── Data lines ──

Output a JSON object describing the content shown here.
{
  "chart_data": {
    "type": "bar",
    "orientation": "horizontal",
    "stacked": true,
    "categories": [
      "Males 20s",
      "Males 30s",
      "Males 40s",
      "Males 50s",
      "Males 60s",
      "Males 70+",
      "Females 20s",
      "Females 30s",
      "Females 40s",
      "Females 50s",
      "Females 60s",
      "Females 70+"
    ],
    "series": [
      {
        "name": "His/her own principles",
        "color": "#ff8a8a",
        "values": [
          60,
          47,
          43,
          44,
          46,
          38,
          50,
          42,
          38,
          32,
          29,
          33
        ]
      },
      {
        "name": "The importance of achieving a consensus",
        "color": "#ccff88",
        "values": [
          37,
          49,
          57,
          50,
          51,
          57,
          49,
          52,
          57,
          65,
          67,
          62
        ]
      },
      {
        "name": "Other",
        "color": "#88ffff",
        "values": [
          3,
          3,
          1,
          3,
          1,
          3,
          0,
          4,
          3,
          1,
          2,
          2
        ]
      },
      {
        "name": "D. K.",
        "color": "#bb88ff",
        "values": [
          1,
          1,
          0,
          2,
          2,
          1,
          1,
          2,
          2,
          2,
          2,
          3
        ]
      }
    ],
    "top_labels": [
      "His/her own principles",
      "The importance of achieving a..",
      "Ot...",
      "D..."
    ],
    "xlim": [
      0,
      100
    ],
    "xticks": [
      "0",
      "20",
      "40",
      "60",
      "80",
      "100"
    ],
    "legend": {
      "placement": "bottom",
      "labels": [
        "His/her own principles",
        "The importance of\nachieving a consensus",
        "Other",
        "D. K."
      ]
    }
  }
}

───

■ Set problem: Transcribe all of the lines in the records precisely.

■ Answer to the problem:
Output a JSON object describing the content shown here.
{
  "chart_data": {
    "type": "bar",
    "orientation": "horizontal",
    "stacked": true,
    "categories": [
      "Males 20s",
      "Males 30s",
      "Males 40s",
      "Males 50s",
      "Males 60s",
      "Males 70+",
      "Females 20s",
      "Females 30s",
      "Females 40s",
      "Females 50s",
      "Females 60s",
      "Females 70+"
    ],
    "series": [
      {
        "name": "His/her own principles",
        "color": "#ff8a8a",
        "values": [
          60,
          47,
          43,
          44,
          46,
          38,
          50,
          42,
          38,
          32,
          29,
          33
        ]
      },
      {
        "name": "The importance of achieving a consensus",
        "color": "#ccff88",
        "values": [
          37,
          49,
          57,
          50,
          51,
          57,
          49,
          52,
          57,
          65,
          67,
          62
        ]
      },
      {
        "name": "Other",
        "color": "#88ffff",
        "values": [
          3,
          3,
          1,
          3,
          1,
          3,
          0,
          4,
          3,
          1,
          2,
          2
        ]
      },
      {
        "name": "D. K.",
        "color": "#bb88ff",
        "values": [
          1,
          1,
          0,
          2,
          2,
          1,
          1,
          2,
          2,
          2,
          2,
          3
        ]
      }
    ],
    "top_labels": [
      "His/her own principles",
      "The importance of achieving a..",
      "Ot...",
      "D..."
    ],
    "xlim": [
      0,
      100
    ],
    "xticks": [
      "0",
      "20",
      "40",
      "60",
      "80",
      "100"
    ],
    "legend": {
      "placement": "bottom",
      "labels": [
        "His/her own principles",
        "The importance of\nachieving a consensus",
        "Other",
        "D. K."
      ]
    }
  }
}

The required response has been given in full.